[A run of records]

* BEGIN *

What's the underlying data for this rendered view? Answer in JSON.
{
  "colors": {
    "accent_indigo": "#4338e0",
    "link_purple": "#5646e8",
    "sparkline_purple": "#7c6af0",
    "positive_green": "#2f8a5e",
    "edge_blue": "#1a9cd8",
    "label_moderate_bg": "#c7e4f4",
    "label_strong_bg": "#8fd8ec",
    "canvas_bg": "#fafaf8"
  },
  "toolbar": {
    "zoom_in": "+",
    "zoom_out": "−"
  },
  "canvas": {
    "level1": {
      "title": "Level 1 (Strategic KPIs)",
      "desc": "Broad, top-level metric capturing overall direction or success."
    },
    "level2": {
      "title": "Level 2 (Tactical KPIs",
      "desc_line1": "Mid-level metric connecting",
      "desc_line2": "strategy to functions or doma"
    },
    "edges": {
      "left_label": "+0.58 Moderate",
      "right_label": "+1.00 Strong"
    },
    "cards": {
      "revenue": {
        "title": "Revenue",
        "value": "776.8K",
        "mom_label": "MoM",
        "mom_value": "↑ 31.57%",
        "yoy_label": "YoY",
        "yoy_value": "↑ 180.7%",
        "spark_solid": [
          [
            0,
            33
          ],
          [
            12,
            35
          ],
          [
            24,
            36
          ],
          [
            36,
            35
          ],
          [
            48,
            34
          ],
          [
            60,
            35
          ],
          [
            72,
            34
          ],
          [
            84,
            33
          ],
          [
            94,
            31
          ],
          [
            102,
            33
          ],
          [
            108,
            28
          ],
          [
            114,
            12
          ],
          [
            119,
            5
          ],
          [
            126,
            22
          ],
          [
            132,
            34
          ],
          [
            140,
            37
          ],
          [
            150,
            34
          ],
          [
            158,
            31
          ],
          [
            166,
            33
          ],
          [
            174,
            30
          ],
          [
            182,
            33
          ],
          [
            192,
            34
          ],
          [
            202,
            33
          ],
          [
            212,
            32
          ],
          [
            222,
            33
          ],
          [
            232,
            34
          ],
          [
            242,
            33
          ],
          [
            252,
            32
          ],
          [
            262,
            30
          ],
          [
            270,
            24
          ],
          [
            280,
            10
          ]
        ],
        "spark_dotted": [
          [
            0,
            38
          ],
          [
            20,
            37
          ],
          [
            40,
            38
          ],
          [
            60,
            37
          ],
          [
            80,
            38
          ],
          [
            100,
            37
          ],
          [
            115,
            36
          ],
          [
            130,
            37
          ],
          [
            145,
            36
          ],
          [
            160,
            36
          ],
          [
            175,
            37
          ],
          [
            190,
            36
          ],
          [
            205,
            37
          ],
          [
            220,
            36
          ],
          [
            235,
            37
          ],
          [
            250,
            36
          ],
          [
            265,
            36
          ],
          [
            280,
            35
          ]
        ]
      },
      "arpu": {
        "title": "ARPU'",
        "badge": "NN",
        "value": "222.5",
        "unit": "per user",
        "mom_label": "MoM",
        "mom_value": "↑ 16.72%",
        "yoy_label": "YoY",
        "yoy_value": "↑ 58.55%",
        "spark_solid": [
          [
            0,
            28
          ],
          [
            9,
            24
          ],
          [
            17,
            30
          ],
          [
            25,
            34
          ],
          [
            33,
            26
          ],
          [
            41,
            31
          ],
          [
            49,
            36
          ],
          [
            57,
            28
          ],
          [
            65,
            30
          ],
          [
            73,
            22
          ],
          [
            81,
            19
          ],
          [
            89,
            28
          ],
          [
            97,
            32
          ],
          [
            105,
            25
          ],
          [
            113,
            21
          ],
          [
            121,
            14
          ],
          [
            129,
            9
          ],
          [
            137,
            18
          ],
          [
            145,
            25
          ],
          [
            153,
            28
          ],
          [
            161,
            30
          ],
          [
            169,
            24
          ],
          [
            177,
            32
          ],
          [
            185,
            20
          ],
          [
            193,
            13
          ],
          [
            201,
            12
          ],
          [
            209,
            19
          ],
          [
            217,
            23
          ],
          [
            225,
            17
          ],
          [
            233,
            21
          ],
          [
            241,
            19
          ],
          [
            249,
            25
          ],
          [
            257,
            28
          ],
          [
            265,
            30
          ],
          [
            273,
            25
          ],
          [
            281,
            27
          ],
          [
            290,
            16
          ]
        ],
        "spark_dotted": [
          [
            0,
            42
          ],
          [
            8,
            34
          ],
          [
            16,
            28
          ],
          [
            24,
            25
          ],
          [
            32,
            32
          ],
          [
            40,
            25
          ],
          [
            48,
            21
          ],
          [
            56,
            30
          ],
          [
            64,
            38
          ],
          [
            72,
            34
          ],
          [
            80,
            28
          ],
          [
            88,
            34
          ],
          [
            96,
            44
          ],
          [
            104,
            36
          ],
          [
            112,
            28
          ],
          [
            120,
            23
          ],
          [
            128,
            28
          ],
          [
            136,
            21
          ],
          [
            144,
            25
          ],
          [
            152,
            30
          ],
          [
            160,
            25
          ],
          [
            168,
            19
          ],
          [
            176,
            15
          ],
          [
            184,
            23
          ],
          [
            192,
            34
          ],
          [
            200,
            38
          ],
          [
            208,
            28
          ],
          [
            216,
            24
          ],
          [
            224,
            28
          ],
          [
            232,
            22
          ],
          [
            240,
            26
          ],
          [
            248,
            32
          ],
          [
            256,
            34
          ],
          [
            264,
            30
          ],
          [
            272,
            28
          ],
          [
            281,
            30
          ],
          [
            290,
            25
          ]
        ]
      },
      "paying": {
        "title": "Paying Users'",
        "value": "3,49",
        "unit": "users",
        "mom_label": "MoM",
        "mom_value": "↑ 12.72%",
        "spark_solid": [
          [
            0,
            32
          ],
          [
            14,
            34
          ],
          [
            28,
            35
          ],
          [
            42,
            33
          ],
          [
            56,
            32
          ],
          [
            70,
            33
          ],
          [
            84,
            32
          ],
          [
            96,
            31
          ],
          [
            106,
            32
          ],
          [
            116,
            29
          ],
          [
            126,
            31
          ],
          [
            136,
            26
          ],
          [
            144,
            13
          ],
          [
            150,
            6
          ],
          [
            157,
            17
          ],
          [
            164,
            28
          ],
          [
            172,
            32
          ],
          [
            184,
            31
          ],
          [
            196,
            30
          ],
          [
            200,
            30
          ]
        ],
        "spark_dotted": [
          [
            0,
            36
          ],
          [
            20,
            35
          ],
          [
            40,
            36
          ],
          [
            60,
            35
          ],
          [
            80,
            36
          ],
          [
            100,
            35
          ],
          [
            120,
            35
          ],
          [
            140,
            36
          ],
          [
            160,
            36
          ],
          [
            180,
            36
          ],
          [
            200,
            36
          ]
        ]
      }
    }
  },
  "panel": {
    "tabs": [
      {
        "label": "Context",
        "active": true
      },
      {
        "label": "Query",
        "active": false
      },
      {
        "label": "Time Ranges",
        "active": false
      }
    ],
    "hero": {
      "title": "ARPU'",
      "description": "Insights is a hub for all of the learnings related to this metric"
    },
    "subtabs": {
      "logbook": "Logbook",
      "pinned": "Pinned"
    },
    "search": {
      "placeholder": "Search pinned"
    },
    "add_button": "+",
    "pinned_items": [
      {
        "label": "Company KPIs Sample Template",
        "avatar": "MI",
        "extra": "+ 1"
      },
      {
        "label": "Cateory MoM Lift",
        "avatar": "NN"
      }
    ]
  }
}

* END *

Task objective => Using the records above, list each line that includes "this".

Written solution =>
What's the underlying data for this rendered view? Answer in JSON.
      "description": "Insights is a hub for all of the learnings related to this metric"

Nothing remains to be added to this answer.